What is needed —
Show each line of the data below that has the string "highlighted" in it.

_ _ _ _ _ _ _

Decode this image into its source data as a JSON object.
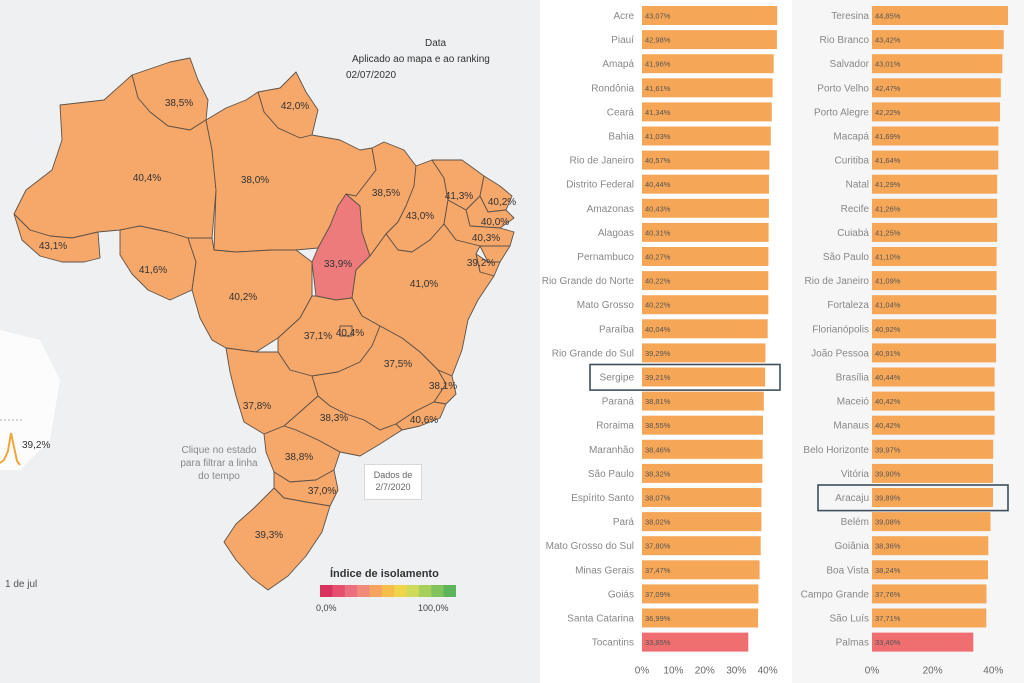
{
  "header": {
    "title": "Data",
    "subtitle": "Aplicado ao mapa e ao ranking",
    "date": "02/07/2020"
  },
  "map": {
    "hint": "Clique no estado para filtrar a linha do tempo",
    "date_note_line1": "Dados de",
    "date_note_line2": "2/7/2020",
    "state_labels": {
      "roraima": "38,5%",
      "amapa": "42,0%",
      "amazonas": "40,4%",
      "para": "38,0%",
      "acre": "43,1%",
      "rondonia": "41,6%",
      "mato_grosso": "40,2%",
      "tocantins": "33,9%",
      "maranhao": "38,5%",
      "piaui": "43,0%",
      "ceara": "41,3%",
      "rio_grande_do_norte": "40,2%",
      "paraiba": "40,0%",
      "pernambuco": "40,3%",
      "alagoas_sergipe": "39,2%",
      "bahia": "41,0%",
      "goias": "37,1%",
      "distrito_federal": "40,4%",
      "minas_gerais": "37,5%",
      "espirito_santo": "38,1%",
      "rio_de_janeiro": "40,6%",
      "mato_grosso_do_sul": "37,8%",
      "sao_paulo": "38,3%",
      "parana": "38,8%",
      "santa_catarina": "37,0%",
      "rio_grande_do_sul": "39,3%"
    }
  },
  "timeline": {
    "last_value": "39,2%",
    "tick_label": "1 de jul"
  },
  "legend": {
    "title": "Índice de isolamento",
    "min_label": "0,0%",
    "max_label": "100,0%",
    "colors": [
      "#d7335c",
      "#e4506d",
      "#ec6f7e",
      "#f08a7a",
      "#f5a35f",
      "#f7bd4a",
      "#efd54a",
      "#cfd95a",
      "#a8cf5c",
      "#82c25c",
      "#5eb45a"
    ]
  },
  "chart_data": [
    {
      "type": "bar",
      "title": "",
      "orientation": "horizontal",
      "categories": [
        "Acre",
        "Piauí",
        "Amapá",
        "Rondônia",
        "Ceará",
        "Bahia",
        "Rio de Janeiro",
        "Distrito Federal",
        "Amazonas",
        "Alagoas",
        "Pernambuco",
        "Rio Grande do Norte",
        "Mato Grosso",
        "Paraíba",
        "Rio Grande do Sul",
        "Sergipe",
        "Paraná",
        "Roraima",
        "Maranhão",
        "São Paulo",
        "Espírito Santo",
        "Pará",
        "Mato Grosso do Sul",
        "Minas Gerais",
        "Goiás",
        "Santa Catarina",
        "Tocantins"
      ],
      "values": [
        43.07,
        42.98,
        41.96,
        41.61,
        41.34,
        41.03,
        40.57,
        40.44,
        40.43,
        40.31,
        40.27,
        40.22,
        40.22,
        40.04,
        39.29,
        39.21,
        38.81,
        38.55,
        38.46,
        38.32,
        38.07,
        38.02,
        37.8,
        37.47,
        37.09,
        36.99,
        33.85
      ],
      "value_labels": [
        "43,07%",
        "42,98%",
        "41,96%",
        "41,61%",
        "41,34%",
        "41,03%",
        "40,57%",
        "40,44%",
        "40,43%",
        "40,31%",
        "40,27%",
        "40,22%",
        "40,22%",
        "40,04%",
        "39,29%",
        "39,21%",
        "38,81%",
        "38,55%",
        "38,46%",
        "38,32%",
        "38,07%",
        "38,02%",
        "37,80%",
        "37,47%",
        "37,09%",
        "36,99%",
        "33,85%"
      ],
      "highlighted": "Sergipe",
      "xlim": [
        0,
        43
      ],
      "xticks": [
        0,
        10,
        20,
        30,
        40
      ],
      "xtick_labels": [
        "0%",
        "10%",
        "20%",
        "30%",
        "40%"
      ]
    },
    {
      "type": "bar",
      "title": "",
      "orientation": "horizontal",
      "categories": [
        "Teresina",
        "Rio Branco",
        "Salvador",
        "Porto Velho",
        "Porto Alegre",
        "Macapá",
        "Curitiba",
        "Natal",
        "Recife",
        "Cuiabá",
        "São Paulo",
        "Rio de Janeiro",
        "Fortaleza",
        "Florianópolis",
        "João Pessoa",
        "Brasília",
        "Maceió",
        "Manaus",
        "Belo Horizonte",
        "Vitória",
        "Aracaju",
        "Belém",
        "Goiânia",
        "Boa Vista",
        "Campo Grande",
        "São Luís",
        "Palmas"
      ],
      "values": [
        44.85,
        43.42,
        43.01,
        42.47,
        42.22,
        41.69,
        41.64,
        41.29,
        41.26,
        41.25,
        41.1,
        41.09,
        41.04,
        40.92,
        40.91,
        40.44,
        40.42,
        40.42,
        39.97,
        39.9,
        39.89,
        39.08,
        38.36,
        38.24,
        37.76,
        37.71,
        33.4
      ],
      "value_labels": [
        "44,85%",
        "43,42%",
        "43,01%",
        "42,47%",
        "42,22%",
        "41,69%",
        "41,64%",
        "41,29%",
        "41,26%",
        "41,25%",
        "41,10%",
        "41,09%",
        "41,04%",
        "40,92%",
        "40,91%",
        "40,44%",
        "40,42%",
        "40,42%",
        "39,97%",
        "39,90%",
        "39,89%",
        "39,08%",
        "38,36%",
        "38,24%",
        "37,76%",
        "37,71%",
        "33,40%"
      ],
      "highlighted": "Aracaju",
      "xlim": [
        0,
        44.85
      ],
      "xticks": [
        0,
        20,
        40
      ],
      "xtick_labels": [
        "0%",
        "20%",
        "40%"
      ]
    }
  ]
}
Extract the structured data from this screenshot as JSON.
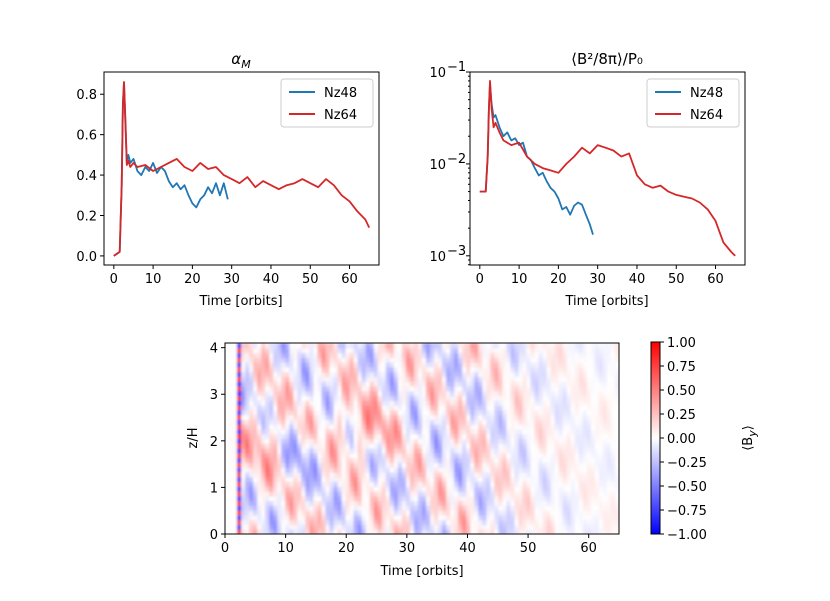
{
  "chart_data": [
    {
      "type": "line",
      "title_base": "α",
      "title_sub": "M",
      "xlabel": "Time [orbits]",
      "ylabel": "",
      "xlim": [
        -2.5,
        67.5
      ],
      "ylim": [
        -0.045,
        0.91
      ],
      "xticks": [
        0,
        10,
        20,
        30,
        40,
        50,
        60
      ],
      "yticks": [
        0.0,
        0.2,
        0.4,
        0.6,
        0.8
      ],
      "ytick_labels": [
        "0.0",
        "0.2",
        "0.4",
        "0.6",
        "0.8"
      ],
      "legend": [
        "Nz48",
        "Nz64"
      ],
      "legend_position": "upper-right",
      "series": [
        {
          "name": "Nz48",
          "color": "#1f77b4",
          "x": [
            0,
            1.5,
            2.0,
            2.3,
            2.6,
            3.0,
            3.3,
            3.7,
            4.2,
            5,
            6,
            7,
            8,
            9,
            10,
            11,
            12,
            13,
            14,
            15,
            16,
            17,
            18,
            19,
            20,
            21,
            22,
            23,
            24,
            25,
            26,
            27,
            28,
            29
          ],
          "y": [
            0.0,
            0.02,
            0.35,
            0.75,
            0.86,
            0.62,
            0.46,
            0.5,
            0.46,
            0.48,
            0.42,
            0.4,
            0.44,
            0.42,
            0.46,
            0.41,
            0.44,
            0.42,
            0.37,
            0.34,
            0.36,
            0.33,
            0.35,
            0.3,
            0.26,
            0.24,
            0.28,
            0.3,
            0.34,
            0.31,
            0.36,
            0.3,
            0.36,
            0.28
          ]
        },
        {
          "name": "Nz64",
          "color": "#d62728",
          "x": [
            0,
            1.5,
            2.0,
            2.3,
            2.6,
            3.0,
            3.3,
            3.7,
            4.2,
            5,
            6,
            8,
            10,
            12,
            14,
            16,
            18,
            20,
            22,
            24,
            26,
            28,
            30,
            32,
            34,
            36,
            38,
            40,
            42,
            44,
            46,
            48,
            50,
            52,
            54,
            56,
            58,
            60,
            62,
            64,
            65
          ],
          "y": [
            0.0,
            0.02,
            0.35,
            0.75,
            0.86,
            0.65,
            0.45,
            0.47,
            0.44,
            0.46,
            0.44,
            0.45,
            0.42,
            0.44,
            0.46,
            0.48,
            0.44,
            0.42,
            0.46,
            0.43,
            0.44,
            0.4,
            0.38,
            0.36,
            0.39,
            0.34,
            0.37,
            0.35,
            0.33,
            0.35,
            0.36,
            0.38,
            0.36,
            0.34,
            0.38,
            0.35,
            0.3,
            0.27,
            0.22,
            0.18,
            0.14
          ]
        }
      ]
    },
    {
      "type": "line",
      "title": "⟨B²/8π⟩/P₀",
      "xlabel": "Time [orbits]",
      "ylabel": "",
      "yscale": "log",
      "xlim": [
        -2.5,
        67.5
      ],
      "ylim_log10": [
        -3.1,
        -1.0
      ],
      "xticks": [
        0,
        10,
        20,
        30,
        40,
        50,
        60
      ],
      "yticks_log10": [
        -3,
        -2,
        -1
      ],
      "ytick_labels_base": "10",
      "ytick_labels_exp": [
        "−3",
        "−2",
        "−1"
      ],
      "legend": [
        "Nz48",
        "Nz64"
      ],
      "legend_position": "upper-right",
      "series": [
        {
          "name": "Nz48",
          "color": "#1f77b4",
          "x": [
            0,
            1.5,
            2.0,
            2.3,
            2.6,
            3.0,
            3.5,
            4.0,
            5,
            6,
            7,
            8,
            9,
            10,
            11,
            12,
            13,
            14,
            15,
            16,
            17,
            18,
            19,
            20,
            21,
            22,
            23,
            24,
            25,
            26,
            27,
            28,
            28.8
          ],
          "y": [
            0.005,
            0.005,
            0.012,
            0.04,
            0.075,
            0.045,
            0.032,
            0.034,
            0.025,
            0.02,
            0.022,
            0.018,
            0.019,
            0.016,
            0.017,
            0.012,
            0.011,
            0.009,
            0.0075,
            0.008,
            0.0065,
            0.0055,
            0.005,
            0.0042,
            0.0032,
            0.0034,
            0.0028,
            0.0035,
            0.0038,
            0.0036,
            0.0028,
            0.0022,
            0.0017
          ]
        },
        {
          "name": "Nz64",
          "color": "#d62728",
          "x": [
            0,
            1.5,
            2.0,
            2.3,
            2.6,
            3.0,
            3.5,
            4.0,
            5,
            6,
            8,
            10,
            12,
            14,
            16,
            18,
            20,
            22,
            24,
            26,
            28,
            30,
            32,
            34,
            36,
            38,
            40,
            42,
            44,
            46,
            48,
            50,
            52,
            54,
            56,
            58,
            60,
            62,
            64,
            65
          ],
          "y": [
            0.005,
            0.005,
            0.012,
            0.04,
            0.08,
            0.04,
            0.025,
            0.028,
            0.022,
            0.018,
            0.016,
            0.017,
            0.012,
            0.01,
            0.009,
            0.0085,
            0.008,
            0.01,
            0.012,
            0.015,
            0.013,
            0.016,
            0.015,
            0.014,
            0.012,
            0.013,
            0.0075,
            0.006,
            0.0055,
            0.0058,
            0.005,
            0.0046,
            0.0044,
            0.0042,
            0.0038,
            0.0032,
            0.0024,
            0.0014,
            0.0011,
            0.001
          ]
        }
      ]
    },
    {
      "type": "heatmap",
      "xlabel": "Time [orbits]",
      "ylabel": "z/H",
      "xlim": [
        0,
        65
      ],
      "ylim": [
        0,
        4.1
      ],
      "xticks": [
        0,
        10,
        20,
        30,
        40,
        50,
        60
      ],
      "yticks": [
        0,
        1,
        2,
        3,
        4
      ],
      "colorbar": {
        "label_base": "⟨B",
        "label_sub": "y",
        "label_end": "⟩",
        "range": [
          -1.0,
          1.0
        ],
        "colormap": "bwr",
        "ticks": [
          1.0,
          0.75,
          0.5,
          0.25,
          0.0,
          -0.25,
          -0.5,
          -0.75,
          -1.0
        ],
        "tick_labels": [
          "1.00",
          "0.75",
          "0.50",
          "0.25",
          "0.00",
          "−0.25",
          "−0.50",
          "−0.75",
          "−1.00"
        ]
      }
    }
  ]
}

_ _ _ _ _ _ _

In response —
      "highlighted": "Sergipe",
      "highlighted": "Aracaju",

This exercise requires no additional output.